▶ [WHAT THE EXERCISE ASKS]: Could you quote every one of the entries below word for word, keeping each line intact?

▶ [AVAILABLE RECORDS]:
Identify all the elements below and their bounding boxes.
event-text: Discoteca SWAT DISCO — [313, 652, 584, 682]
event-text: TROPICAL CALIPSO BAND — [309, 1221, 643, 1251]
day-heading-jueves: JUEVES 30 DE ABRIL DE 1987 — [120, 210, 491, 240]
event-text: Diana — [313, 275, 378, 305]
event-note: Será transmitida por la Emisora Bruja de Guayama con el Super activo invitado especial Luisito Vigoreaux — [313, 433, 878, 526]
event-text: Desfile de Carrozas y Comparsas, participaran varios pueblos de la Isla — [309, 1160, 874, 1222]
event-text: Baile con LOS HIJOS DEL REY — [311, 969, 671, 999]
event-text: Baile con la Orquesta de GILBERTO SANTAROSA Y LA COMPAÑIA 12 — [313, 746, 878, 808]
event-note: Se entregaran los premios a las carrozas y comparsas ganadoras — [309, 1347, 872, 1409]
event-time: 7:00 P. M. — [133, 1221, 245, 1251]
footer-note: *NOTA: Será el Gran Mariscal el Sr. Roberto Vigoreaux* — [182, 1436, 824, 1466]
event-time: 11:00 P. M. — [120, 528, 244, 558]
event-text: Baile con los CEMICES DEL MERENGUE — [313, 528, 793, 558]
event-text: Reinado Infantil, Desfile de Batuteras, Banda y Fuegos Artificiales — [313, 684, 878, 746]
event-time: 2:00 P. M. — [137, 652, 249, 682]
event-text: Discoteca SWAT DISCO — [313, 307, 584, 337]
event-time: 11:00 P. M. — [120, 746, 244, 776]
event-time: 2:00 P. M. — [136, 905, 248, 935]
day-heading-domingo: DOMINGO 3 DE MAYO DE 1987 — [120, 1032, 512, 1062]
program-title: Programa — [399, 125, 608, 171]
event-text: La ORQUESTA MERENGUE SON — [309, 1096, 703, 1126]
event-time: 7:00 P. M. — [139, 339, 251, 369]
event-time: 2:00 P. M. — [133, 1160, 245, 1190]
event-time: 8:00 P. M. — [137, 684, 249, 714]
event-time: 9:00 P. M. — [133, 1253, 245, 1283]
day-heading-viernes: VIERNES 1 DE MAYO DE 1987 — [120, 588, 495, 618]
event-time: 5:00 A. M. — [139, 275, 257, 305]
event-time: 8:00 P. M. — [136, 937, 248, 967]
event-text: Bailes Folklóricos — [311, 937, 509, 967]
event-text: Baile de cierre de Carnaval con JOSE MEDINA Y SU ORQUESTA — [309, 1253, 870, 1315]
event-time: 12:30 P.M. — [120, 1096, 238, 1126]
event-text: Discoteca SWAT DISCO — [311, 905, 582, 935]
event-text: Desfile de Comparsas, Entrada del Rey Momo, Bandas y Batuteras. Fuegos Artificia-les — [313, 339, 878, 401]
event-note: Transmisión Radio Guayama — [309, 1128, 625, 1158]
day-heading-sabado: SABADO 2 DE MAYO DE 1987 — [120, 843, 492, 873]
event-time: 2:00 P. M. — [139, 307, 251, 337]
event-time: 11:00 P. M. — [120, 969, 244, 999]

▶ [EXERCISE RESPONSE]:
Identify all the elements below and their bounding boxes.
event-text: Discoteca SWAT DISCO — [313, 652, 584, 682]
event-text: TROPICAL CALIPSO BAND — [309, 1221, 643, 1251]
day-heading-jueves: JUEVES 30 DE ABRIL DE 1987 — [120, 210, 491, 240]
event-text: Diana — [313, 275, 378, 305]
event-note: Será transmitida por la Emisora Bruja de Guayama con el Super activo invitado especial Luisito Vigoreaux — [313, 433, 878, 526]
event-text: Desfile de Carrozas y Comparsas, participaran varios pueblos de la Isla — [309, 1160, 874, 1222]
event-text: Baile con LOS HIJOS DEL REY — [311, 969, 671, 999]
event-text: Baile con la Orquesta de GILBERTO SANTAROSA Y LA COMPAÑIA 12 — [313, 746, 878, 808]
event-note: Se entregaran los premios a las carrozas y comparsas ganadoras — [309, 1347, 872, 1409]
event-time: 7:00 P. M. — [133, 1221, 245, 1251]
footer-note: *NOTA: Será el Gran Mariscal el Sr. Roberto Vigoreaux* — [182, 1436, 824, 1466]
event-time: 11:00 P. M. — [120, 528, 244, 558]
event-text: Baile con los CEMICES DEL MERENGUE — [313, 528, 793, 558]
event-text: Reinado Infantil, Desfile de Batuteras, Banda y Fuegos Artificiales — [313, 684, 878, 746]
event-time: 2:00 P. M. — [137, 652, 249, 682]
event-text: Discoteca SWAT DISCO — [313, 307, 584, 337]
event-time: 11:00 P. M. — [120, 746, 244, 776]
event-time: 2:00 P. M. — [136, 905, 248, 935]
day-heading-domingo: DOMINGO 3 DE MAYO DE 1987 — [120, 1032, 512, 1062]
program-title: Programa — [399, 125, 608, 171]
event-text: La ORQUESTA MERENGUE SON — [309, 1096, 703, 1126]
event-time: 7:00 P. M. — [139, 339, 251, 369]
event-time: 2:00 P. M. — [133, 1160, 245, 1190]
event-time: 8:00 P. M. — [137, 684, 249, 714]
event-time: 9:00 P. M. — [133, 1253, 245, 1283]
day-heading-viernes: VIERNES 1 DE MAYO DE 1987 — [120, 588, 495, 618]
event-time: 5:00 A. M. — [139, 275, 257, 305]
event-time: 8:00 P. M. — [136, 937, 248, 967]
event-text: Bailes Folklóricos — [311, 937, 509, 967]
event-text: Baile de cierre de Carnaval con JOSE MEDINA Y SU ORQUESTA — [309, 1253, 870, 1315]
event-time: 12:30 P.M. — [120, 1096, 238, 1126]
event-text: Discoteca SWAT DISCO — [311, 905, 582, 935]
event-text: Desfile de Comparsas, Entrada del Rey Momo, Bandas y Batuteras. Fuegos Artificia-les — [313, 339, 878, 401]
event-note: Transmisión Radio Guayama — [309, 1128, 625, 1158]
day-heading-sabado: SABADO 2 DE MAYO DE 1987 — [120, 843, 492, 873]
event-time: 2:00 P. M. — [139, 307, 251, 337]
event-time: 11:00 P. M. — [120, 969, 244, 999]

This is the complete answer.